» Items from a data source

==============================

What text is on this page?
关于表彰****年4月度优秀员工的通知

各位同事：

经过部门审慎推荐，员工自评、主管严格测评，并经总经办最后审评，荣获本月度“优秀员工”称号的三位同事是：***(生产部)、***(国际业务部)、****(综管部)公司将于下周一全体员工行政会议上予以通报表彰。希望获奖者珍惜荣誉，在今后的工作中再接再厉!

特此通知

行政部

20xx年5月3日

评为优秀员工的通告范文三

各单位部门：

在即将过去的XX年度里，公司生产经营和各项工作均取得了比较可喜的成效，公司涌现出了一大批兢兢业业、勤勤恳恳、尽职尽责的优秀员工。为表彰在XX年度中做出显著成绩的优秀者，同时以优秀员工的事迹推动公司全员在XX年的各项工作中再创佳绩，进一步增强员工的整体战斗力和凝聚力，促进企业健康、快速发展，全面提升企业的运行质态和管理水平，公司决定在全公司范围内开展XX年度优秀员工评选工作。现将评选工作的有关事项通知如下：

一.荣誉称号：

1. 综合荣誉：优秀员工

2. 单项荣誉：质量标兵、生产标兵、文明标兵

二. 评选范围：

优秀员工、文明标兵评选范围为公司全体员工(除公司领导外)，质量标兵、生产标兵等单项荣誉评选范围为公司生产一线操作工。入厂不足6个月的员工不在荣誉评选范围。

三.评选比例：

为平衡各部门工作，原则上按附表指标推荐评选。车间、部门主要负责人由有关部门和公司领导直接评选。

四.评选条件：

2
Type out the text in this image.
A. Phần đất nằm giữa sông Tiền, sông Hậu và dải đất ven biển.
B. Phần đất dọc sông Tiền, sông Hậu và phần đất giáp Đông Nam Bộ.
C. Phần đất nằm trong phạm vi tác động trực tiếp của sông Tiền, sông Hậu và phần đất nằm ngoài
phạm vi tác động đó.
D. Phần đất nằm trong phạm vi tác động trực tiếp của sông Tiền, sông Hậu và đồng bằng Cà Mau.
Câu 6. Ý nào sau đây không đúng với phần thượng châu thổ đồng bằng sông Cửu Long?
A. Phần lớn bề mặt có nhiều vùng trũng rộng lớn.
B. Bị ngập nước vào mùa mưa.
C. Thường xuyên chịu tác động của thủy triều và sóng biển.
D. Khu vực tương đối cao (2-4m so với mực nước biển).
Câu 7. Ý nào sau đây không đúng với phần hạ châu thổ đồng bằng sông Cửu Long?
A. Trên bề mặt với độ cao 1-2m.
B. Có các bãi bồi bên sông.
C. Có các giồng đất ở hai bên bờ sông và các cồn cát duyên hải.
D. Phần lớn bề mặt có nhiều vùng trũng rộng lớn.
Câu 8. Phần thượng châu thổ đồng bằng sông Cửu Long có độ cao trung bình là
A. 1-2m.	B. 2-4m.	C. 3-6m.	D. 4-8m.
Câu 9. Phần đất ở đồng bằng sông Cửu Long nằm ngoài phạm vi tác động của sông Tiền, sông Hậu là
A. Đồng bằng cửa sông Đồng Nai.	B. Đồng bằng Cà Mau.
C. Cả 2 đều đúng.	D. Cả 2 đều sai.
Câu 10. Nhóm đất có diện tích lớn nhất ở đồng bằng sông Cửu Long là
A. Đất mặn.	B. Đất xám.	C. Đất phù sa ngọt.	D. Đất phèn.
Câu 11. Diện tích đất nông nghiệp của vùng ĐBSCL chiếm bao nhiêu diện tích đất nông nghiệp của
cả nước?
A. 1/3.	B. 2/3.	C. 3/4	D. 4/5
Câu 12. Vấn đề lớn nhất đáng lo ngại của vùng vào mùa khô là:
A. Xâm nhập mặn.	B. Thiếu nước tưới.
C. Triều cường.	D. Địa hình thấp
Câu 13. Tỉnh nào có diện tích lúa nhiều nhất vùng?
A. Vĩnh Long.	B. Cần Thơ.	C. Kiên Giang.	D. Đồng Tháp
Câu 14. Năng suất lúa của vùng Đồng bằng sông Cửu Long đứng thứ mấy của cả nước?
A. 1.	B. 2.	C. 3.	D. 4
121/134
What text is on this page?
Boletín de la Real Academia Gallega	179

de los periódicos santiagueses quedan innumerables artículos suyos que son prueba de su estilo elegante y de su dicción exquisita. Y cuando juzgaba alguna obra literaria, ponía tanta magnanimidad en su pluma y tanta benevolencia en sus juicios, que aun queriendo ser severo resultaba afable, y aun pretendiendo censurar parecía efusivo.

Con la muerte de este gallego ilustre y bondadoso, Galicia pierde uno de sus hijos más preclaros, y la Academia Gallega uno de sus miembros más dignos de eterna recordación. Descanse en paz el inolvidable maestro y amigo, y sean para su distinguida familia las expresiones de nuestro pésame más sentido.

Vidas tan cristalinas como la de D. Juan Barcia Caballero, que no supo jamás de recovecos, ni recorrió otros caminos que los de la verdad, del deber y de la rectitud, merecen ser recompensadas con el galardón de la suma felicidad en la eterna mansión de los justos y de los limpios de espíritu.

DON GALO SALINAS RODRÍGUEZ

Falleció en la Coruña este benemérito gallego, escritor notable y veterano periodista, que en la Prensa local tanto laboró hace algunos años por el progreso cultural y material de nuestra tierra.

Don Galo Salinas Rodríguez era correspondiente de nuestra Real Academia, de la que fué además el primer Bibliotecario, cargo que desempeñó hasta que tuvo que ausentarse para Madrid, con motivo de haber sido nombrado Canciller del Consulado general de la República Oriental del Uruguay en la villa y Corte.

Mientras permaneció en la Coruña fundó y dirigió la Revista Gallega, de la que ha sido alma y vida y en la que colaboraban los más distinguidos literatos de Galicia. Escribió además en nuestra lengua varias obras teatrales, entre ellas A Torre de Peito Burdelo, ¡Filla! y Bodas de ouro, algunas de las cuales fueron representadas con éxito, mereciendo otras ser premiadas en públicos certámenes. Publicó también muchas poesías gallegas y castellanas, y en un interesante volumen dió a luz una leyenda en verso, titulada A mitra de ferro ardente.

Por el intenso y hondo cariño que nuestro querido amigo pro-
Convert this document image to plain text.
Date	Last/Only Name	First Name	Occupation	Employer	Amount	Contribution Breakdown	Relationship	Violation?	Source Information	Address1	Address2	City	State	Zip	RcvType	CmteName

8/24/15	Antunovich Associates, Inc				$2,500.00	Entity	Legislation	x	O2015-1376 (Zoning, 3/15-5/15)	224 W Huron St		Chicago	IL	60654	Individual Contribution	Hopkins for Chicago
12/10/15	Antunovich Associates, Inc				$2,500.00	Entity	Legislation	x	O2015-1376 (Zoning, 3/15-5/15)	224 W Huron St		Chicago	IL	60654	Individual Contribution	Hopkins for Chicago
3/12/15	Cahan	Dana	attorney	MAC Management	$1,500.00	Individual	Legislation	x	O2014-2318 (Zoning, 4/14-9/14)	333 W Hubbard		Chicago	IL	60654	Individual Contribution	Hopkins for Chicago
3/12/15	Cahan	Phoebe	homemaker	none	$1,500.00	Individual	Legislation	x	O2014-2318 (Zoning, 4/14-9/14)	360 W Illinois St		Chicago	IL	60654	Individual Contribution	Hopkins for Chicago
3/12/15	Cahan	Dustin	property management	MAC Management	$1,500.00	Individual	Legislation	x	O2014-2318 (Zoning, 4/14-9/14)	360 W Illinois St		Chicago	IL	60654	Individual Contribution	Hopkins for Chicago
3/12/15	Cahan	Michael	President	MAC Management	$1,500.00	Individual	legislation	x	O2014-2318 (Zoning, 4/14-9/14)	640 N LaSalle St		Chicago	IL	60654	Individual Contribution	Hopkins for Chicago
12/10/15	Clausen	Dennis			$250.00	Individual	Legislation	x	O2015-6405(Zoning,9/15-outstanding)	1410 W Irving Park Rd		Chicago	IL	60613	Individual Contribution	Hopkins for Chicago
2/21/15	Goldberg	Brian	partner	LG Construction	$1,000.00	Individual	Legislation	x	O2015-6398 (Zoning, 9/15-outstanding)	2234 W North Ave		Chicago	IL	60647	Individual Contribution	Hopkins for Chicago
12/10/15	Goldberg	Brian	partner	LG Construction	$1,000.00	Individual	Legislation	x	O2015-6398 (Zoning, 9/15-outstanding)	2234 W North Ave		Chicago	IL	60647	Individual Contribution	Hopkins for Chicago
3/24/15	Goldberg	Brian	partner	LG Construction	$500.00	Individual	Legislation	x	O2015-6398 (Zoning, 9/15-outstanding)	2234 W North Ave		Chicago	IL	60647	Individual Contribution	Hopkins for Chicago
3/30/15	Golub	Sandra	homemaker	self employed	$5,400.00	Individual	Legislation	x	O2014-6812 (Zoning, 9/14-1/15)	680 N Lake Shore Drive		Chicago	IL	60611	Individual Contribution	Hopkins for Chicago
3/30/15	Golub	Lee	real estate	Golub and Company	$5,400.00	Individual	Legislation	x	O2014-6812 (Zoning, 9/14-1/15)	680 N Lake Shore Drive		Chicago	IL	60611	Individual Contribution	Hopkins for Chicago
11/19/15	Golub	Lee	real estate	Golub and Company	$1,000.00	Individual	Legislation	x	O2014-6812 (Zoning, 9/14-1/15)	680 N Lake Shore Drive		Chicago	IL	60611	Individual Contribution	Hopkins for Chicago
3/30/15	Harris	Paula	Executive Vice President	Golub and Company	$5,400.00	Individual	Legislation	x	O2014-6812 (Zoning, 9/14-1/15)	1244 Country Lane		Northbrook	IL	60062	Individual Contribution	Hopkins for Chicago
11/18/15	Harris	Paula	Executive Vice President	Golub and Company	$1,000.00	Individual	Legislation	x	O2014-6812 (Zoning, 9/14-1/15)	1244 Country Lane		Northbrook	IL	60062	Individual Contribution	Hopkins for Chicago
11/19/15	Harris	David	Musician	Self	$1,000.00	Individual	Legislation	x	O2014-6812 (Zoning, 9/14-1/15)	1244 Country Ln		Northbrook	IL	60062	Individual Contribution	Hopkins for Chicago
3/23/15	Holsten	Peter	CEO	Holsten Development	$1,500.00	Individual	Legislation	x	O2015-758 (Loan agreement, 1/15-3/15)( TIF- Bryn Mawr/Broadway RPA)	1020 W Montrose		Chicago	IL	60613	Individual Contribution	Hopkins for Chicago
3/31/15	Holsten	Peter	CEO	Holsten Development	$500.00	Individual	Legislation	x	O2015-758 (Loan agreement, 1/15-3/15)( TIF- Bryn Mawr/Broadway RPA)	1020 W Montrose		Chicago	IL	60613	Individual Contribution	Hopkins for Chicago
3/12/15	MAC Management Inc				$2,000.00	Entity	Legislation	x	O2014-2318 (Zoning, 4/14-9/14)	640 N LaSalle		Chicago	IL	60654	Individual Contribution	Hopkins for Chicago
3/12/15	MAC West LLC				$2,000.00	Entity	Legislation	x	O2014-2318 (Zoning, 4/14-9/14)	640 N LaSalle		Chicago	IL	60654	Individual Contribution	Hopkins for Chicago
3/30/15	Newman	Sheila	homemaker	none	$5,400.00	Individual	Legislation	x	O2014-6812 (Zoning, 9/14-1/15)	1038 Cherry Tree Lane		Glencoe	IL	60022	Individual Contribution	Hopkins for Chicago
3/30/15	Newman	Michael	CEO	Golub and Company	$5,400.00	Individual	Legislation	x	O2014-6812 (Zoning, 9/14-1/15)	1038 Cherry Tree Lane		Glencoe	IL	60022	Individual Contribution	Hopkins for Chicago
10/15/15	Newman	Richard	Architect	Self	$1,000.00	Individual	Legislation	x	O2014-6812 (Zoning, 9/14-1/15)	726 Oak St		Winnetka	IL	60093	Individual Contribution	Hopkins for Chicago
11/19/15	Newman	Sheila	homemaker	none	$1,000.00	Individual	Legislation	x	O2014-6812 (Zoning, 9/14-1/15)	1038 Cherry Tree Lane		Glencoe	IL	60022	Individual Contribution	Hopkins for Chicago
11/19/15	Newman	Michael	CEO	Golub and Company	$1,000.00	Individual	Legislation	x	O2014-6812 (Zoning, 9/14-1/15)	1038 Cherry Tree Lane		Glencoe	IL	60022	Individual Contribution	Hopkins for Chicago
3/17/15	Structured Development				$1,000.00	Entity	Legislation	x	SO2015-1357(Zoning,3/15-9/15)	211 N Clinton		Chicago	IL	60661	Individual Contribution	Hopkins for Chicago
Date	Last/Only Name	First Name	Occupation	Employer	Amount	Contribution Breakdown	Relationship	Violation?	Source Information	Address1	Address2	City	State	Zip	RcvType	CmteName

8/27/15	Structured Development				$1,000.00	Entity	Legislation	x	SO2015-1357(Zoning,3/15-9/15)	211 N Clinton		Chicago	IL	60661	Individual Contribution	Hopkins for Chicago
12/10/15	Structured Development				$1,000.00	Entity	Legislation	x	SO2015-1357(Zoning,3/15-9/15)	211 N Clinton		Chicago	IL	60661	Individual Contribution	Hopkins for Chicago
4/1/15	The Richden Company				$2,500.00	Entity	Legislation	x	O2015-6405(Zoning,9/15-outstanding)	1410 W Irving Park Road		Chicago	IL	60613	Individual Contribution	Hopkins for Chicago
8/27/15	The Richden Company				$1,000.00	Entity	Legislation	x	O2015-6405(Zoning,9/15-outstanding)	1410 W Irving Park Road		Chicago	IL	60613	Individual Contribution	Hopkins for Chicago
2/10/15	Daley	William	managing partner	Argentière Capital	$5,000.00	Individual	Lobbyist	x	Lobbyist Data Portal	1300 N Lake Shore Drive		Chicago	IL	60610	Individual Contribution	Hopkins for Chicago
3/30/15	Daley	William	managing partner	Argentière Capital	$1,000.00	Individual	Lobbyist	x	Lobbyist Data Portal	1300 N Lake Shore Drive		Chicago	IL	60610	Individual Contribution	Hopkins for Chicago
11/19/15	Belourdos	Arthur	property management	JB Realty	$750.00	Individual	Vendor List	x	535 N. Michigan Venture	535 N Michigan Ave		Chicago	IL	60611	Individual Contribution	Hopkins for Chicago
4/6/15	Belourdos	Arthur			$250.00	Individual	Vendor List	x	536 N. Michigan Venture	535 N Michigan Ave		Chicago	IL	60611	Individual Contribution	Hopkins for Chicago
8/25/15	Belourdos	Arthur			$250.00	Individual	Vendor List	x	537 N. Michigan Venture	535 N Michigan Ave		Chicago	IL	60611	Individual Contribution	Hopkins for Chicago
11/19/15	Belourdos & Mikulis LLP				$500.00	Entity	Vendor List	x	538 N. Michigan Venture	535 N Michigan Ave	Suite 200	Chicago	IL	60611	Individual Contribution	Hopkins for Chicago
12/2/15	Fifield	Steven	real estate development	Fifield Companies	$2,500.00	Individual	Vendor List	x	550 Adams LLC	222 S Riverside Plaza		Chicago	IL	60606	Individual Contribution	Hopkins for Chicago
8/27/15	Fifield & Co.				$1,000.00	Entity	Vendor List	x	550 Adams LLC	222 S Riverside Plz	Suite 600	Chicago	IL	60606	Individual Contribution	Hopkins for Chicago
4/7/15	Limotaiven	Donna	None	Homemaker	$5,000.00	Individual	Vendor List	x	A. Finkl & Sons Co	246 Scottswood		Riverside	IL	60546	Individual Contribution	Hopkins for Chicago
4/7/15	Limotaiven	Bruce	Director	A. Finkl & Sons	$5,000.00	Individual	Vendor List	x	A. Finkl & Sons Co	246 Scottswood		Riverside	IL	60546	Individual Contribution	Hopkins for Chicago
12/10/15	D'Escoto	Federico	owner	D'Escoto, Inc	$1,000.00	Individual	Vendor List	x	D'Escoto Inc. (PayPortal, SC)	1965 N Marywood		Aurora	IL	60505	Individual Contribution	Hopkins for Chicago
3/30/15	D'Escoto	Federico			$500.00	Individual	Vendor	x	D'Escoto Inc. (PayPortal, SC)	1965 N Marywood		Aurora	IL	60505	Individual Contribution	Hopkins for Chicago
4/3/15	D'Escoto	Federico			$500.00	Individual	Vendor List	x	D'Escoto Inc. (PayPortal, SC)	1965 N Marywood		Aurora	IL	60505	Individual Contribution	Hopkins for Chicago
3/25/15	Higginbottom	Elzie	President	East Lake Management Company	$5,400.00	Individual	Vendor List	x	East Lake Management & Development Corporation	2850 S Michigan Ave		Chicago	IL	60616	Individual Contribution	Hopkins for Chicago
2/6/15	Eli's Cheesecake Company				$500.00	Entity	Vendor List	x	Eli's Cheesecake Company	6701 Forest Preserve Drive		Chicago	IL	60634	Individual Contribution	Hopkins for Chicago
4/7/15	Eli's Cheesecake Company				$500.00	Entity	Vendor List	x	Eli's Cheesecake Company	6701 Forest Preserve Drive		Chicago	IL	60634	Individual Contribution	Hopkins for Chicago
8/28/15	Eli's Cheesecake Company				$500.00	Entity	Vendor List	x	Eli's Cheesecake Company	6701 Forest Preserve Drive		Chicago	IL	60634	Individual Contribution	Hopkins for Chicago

==============================

» Stated exercise
Gather each line in the data that holds the string "động".

» The reply
C. Phần đất nằm trong phạm vi tác động trực tiếp của sông Tiền, sông Hậu và phần đất nằm ngoài
phạm vi tác động đó.
D. Phần đất nằm trong phạm vi tác động trực tiếp của sông Tiền, sông Hậu và đồng bằng Cà Mau.
C. Thường xuyên chịu tác động của thủy triều và sóng biển.
Câu 9. Phần đất ở đồng bằng sông Cửu Long nằm ngoài phạm vi tác động của sông Tiền, sông Hậu là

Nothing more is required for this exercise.